Task prompt » Go through the lines below and copy any that hold the string "space".

Page content transcription data »

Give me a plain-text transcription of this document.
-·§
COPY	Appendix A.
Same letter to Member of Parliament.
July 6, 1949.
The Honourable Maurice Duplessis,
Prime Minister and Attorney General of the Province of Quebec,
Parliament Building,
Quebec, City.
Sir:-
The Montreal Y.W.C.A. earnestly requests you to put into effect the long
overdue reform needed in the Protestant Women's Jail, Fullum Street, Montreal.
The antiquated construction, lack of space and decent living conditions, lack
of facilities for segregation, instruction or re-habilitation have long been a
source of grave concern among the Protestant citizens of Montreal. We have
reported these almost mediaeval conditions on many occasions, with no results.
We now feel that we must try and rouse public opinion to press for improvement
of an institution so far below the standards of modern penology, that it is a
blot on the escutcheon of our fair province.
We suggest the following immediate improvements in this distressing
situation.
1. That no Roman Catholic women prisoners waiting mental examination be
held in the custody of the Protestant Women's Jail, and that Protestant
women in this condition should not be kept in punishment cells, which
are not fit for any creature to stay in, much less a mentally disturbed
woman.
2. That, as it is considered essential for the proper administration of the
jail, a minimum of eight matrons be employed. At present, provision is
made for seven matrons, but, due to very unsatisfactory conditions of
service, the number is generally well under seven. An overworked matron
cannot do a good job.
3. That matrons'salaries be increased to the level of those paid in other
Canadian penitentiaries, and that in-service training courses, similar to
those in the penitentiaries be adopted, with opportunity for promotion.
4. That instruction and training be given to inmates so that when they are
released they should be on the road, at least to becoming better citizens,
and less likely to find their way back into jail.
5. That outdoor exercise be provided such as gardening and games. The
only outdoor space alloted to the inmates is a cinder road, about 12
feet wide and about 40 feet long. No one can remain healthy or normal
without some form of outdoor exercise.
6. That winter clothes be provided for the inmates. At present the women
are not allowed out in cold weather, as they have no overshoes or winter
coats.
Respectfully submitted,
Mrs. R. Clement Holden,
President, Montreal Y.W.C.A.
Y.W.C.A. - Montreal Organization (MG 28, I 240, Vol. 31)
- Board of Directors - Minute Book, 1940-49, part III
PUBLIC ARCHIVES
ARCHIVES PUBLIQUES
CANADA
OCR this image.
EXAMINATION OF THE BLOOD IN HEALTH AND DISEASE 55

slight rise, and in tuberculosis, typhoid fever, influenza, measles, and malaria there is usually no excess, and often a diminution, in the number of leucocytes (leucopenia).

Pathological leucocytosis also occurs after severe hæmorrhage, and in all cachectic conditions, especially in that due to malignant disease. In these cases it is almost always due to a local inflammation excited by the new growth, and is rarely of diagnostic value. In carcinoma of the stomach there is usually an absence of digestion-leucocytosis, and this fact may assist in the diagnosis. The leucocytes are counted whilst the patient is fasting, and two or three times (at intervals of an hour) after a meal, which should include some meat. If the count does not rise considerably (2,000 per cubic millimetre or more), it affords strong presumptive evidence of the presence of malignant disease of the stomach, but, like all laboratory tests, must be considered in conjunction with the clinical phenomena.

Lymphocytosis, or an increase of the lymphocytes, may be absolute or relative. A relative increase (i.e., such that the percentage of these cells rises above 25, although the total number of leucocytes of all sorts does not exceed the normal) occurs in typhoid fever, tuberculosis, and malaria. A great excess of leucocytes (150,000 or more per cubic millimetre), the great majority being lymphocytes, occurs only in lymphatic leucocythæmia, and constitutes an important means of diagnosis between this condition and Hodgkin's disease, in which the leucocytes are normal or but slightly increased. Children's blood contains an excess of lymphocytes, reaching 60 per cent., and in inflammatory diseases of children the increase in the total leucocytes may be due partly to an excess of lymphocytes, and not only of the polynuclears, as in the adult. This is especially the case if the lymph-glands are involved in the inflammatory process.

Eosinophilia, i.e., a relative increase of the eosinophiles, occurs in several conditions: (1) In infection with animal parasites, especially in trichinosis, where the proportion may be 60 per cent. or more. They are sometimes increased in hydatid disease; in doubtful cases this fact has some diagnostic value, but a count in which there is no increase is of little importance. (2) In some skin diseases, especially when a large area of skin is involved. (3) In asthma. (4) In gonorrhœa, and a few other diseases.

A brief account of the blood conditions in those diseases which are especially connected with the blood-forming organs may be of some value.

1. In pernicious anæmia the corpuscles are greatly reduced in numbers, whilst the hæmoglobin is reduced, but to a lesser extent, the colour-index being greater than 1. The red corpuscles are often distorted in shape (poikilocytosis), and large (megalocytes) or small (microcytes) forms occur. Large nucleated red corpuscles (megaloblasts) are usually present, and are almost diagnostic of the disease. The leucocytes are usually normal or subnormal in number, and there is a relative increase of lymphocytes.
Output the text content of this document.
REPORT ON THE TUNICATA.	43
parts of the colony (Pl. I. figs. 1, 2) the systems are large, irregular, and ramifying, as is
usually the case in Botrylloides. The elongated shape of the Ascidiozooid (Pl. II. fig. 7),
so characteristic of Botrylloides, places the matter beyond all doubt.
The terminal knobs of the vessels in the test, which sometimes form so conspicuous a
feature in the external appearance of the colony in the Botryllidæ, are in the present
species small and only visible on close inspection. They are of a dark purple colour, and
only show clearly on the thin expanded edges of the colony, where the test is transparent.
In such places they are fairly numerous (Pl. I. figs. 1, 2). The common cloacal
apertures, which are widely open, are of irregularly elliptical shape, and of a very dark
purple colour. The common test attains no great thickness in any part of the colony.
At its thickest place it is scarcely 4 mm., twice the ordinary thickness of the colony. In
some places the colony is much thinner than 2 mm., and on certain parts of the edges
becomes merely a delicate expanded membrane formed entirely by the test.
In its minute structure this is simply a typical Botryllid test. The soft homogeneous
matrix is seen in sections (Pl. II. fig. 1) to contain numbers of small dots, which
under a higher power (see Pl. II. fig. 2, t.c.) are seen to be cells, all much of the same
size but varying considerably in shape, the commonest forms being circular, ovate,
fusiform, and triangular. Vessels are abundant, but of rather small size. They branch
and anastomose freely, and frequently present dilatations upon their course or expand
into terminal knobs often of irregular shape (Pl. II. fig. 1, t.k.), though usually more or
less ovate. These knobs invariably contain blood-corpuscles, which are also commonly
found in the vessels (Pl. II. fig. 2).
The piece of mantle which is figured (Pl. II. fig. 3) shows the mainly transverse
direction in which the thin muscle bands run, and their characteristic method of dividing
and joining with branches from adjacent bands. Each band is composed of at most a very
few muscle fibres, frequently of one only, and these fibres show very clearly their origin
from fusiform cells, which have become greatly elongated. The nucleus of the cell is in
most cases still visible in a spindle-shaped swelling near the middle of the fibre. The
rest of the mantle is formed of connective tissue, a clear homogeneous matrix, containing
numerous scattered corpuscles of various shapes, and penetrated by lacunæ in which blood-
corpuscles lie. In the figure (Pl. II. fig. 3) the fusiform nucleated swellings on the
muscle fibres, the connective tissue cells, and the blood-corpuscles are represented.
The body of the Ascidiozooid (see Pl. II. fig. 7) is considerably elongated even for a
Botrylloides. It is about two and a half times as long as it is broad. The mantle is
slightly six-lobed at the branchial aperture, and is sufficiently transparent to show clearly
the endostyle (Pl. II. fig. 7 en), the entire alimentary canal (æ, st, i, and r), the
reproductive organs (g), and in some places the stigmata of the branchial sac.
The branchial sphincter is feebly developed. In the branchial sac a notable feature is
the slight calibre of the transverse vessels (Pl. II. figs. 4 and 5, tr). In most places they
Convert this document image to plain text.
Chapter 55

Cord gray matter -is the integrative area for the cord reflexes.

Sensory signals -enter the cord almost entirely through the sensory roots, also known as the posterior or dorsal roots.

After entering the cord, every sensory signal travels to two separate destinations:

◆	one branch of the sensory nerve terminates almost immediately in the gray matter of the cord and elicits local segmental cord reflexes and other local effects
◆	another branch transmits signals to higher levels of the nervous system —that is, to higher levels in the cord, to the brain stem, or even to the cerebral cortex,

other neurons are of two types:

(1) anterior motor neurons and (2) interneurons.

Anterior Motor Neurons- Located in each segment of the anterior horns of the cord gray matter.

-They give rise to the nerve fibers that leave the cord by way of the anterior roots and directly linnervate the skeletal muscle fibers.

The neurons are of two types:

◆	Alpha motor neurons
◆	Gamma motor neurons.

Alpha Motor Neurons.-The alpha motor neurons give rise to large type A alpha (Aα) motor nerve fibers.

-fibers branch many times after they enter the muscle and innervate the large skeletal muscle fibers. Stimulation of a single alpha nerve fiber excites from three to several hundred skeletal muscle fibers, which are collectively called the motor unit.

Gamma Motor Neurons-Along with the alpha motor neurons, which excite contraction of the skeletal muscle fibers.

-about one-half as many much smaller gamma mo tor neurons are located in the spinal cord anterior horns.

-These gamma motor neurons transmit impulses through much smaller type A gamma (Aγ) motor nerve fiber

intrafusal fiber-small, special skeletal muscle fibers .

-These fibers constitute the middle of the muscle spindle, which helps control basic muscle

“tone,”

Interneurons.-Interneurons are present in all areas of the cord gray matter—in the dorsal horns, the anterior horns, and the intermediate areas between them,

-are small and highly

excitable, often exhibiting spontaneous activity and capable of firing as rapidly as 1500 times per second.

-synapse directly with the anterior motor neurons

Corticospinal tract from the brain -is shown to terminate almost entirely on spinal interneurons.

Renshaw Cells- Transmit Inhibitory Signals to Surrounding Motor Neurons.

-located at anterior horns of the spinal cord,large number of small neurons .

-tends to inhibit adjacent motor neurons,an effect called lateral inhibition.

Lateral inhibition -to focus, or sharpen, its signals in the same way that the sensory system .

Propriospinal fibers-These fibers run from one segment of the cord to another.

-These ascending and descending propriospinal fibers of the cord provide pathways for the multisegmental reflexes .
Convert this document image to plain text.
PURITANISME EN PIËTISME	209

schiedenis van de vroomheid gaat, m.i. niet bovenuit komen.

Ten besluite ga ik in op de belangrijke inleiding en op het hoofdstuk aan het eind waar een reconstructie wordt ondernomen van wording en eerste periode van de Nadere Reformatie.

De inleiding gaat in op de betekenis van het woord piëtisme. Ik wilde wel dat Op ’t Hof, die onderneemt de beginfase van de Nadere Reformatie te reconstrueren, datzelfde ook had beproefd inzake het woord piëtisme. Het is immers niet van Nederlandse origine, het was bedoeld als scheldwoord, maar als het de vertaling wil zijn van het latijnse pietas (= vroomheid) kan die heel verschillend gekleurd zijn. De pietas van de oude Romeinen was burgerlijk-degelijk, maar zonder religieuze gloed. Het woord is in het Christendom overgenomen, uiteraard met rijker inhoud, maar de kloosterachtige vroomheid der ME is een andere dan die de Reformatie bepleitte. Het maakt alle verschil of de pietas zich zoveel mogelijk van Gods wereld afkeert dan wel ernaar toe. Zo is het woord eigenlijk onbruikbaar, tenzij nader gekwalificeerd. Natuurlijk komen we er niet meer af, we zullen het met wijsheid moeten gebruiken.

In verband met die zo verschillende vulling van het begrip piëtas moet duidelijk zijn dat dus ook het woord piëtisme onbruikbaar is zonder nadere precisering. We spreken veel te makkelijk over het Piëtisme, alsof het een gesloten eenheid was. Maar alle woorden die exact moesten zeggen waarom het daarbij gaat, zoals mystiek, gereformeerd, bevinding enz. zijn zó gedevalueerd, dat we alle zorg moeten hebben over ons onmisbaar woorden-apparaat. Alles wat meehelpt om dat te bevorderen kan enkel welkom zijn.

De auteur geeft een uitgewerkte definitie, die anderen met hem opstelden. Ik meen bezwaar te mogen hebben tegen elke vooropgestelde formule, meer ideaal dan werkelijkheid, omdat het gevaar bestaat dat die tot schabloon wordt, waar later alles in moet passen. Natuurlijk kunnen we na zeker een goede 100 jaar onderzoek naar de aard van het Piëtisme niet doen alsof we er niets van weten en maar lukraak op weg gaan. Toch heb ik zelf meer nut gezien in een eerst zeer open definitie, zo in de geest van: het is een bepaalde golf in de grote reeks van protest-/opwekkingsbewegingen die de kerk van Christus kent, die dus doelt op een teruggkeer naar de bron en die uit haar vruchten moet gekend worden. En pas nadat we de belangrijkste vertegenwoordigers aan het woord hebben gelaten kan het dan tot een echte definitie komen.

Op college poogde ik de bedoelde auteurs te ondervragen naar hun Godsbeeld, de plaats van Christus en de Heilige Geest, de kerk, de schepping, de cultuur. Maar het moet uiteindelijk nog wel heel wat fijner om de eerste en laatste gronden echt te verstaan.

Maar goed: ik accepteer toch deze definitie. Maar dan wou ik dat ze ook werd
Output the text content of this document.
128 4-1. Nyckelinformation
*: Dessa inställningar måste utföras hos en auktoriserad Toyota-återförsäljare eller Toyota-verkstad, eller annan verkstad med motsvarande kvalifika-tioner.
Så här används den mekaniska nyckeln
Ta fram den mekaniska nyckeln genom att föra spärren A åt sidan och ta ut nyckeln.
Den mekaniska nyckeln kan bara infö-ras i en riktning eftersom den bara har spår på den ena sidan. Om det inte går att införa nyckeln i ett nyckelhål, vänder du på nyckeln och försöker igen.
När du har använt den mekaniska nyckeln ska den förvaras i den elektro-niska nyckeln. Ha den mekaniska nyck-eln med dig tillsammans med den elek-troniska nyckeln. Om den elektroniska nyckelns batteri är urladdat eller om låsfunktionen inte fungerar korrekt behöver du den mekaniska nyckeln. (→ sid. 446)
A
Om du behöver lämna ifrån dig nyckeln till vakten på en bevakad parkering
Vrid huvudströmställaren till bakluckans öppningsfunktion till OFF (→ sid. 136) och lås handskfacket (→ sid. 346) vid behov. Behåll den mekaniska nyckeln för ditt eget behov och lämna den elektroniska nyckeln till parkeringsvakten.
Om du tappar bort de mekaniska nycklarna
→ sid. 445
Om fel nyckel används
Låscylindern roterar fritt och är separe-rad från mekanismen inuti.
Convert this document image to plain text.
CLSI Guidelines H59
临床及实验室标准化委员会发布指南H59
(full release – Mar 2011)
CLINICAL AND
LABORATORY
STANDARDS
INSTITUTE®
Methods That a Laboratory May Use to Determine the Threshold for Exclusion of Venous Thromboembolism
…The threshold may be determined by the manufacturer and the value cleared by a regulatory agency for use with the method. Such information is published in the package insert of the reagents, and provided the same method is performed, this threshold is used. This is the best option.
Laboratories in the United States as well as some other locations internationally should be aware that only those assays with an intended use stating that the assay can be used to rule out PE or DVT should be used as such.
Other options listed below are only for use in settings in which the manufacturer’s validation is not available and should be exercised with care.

Response to the task »
The antiquated construction, lack of space and decent living conditions, lack
only outdoor space alloted to the inmates is a cinder road, about 12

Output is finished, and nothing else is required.